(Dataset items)
::::
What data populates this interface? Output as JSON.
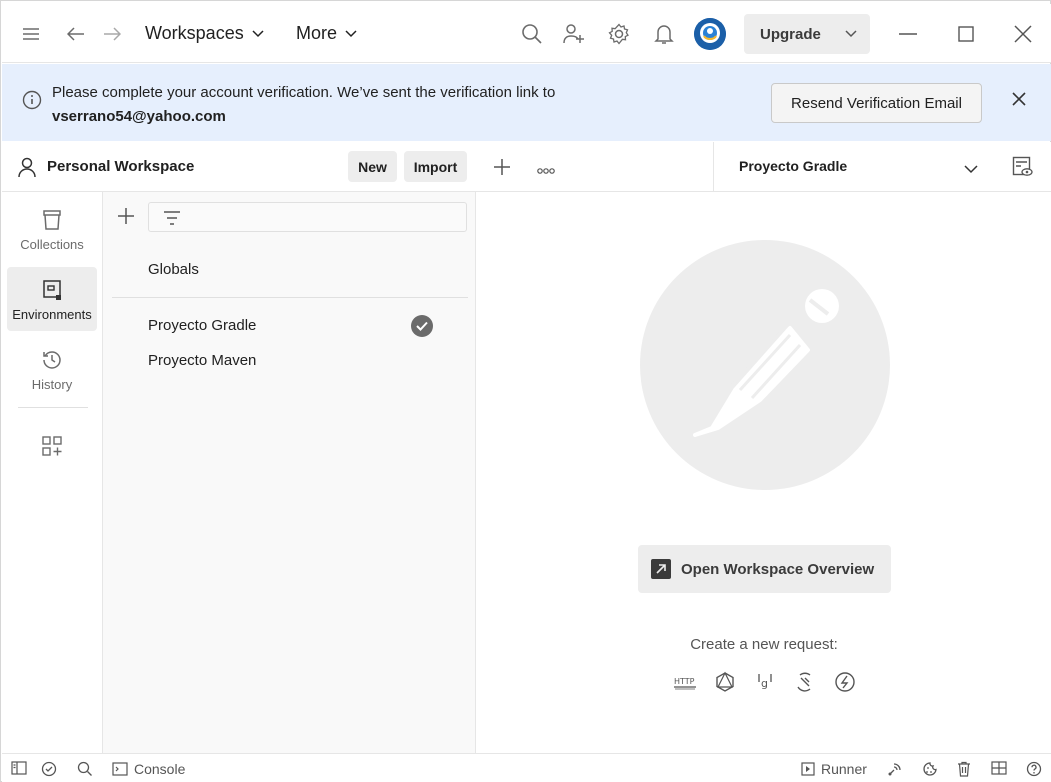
{
  "titlebar": {
    "workspaces_label": "Workspaces",
    "more_label": "More",
    "upgrade_label": "Upgrade"
  },
  "banner": {
    "message": "Please complete your account verification. We’ve sent the verification link to",
    "email": "vserrano54@yahoo.com",
    "resend_label": "Resend Verification Email"
  },
  "workspace": {
    "name": "Personal Workspace",
    "new_label": "New",
    "import_label": "Import"
  },
  "rail": {
    "items": [
      {
        "label": "Collections",
        "icon": "collections-icon",
        "active": false
      },
      {
        "label": "Environments",
        "icon": "environments-icon",
        "active": true
      },
      {
        "label": "History",
        "icon": "history-icon",
        "active": false
      }
    ]
  },
  "environments": {
    "globals": "Globals",
    "items": [
      {
        "name": "Proyecto Gradle",
        "active": true
      },
      {
        "name": "Proyecto Maven",
        "active": false
      }
    ]
  },
  "top_right": {
    "selected_environment": "Proyecto Gradle"
  },
  "main": {
    "overview_label": "Open Workspace Overview",
    "create_label": "Create a new request:",
    "request_types": [
      "http-icon",
      "graphql-icon",
      "grpc-icon",
      "websocket-icon",
      "socketio-icon"
    ]
  },
  "statusbar": {
    "console_label": "Console",
    "runner_label": "Runner"
  },
  "colors": {
    "banner_bg": "#e6effd",
    "active_bg": "#ededed",
    "avatar": "#1b5fa8"
  }
}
::::
__GIVEN PROBLEM__.
Reproduce every line above as written, skipping pictures.

__ANSWER TO THE TASK__.
What data populates this interface? Output as JSON.
{
  "titlebar": {
    "workspaces_label": "Workspaces",
    "more_label": "More",
    "upgrade_label": "Upgrade"
  },
  "banner": {
    "message": "Please complete your account verification. We’ve sent the verification link to",
    "email": "vserrano54@yahoo.com",
    "resend_label": "Resend Verification Email"
  },
  "workspace": {
    "name": "Personal Workspace",
    "new_label": "New",
    "import_label": "Import"
  },
  "rail": {
    "items": [
      {
        "label": "Collections",
        "icon": "collections-icon",
        "active": false
      },
      {
        "label": "Environments",
        "icon": "environments-icon",
        "active": true
      },
      {
        "label": "History",
        "icon": "history-icon",
        "active": false
      }
    ]
  },
  "environments": {
    "globals": "Globals",
    "items": [
      {
        "name": "Proyecto Gradle",
        "active": true
      },
      {
        "name": "Proyecto Maven",
        "active": false
      }
    ]
  },
  "top_right": {
    "selected_environment": "Proyecto Gradle"
  },
  "main": {
    "overview_label": "Open Workspace Overview",
    "create_label": "Create a new request:",
    "request_types": [
      "http-icon",
      "graphql-icon",
      "grpc-icon",
      "websocket-icon",
      "socketio-icon"
    ]
  },
  "statusbar": {
    "console_label": "Console",
    "runner_label": "Runner"
  },
  "colors": {
    "banner_bg": "#e6effd",
    "active_bg": "#ededed",
    "avatar": "#1b5fa8"
  }
}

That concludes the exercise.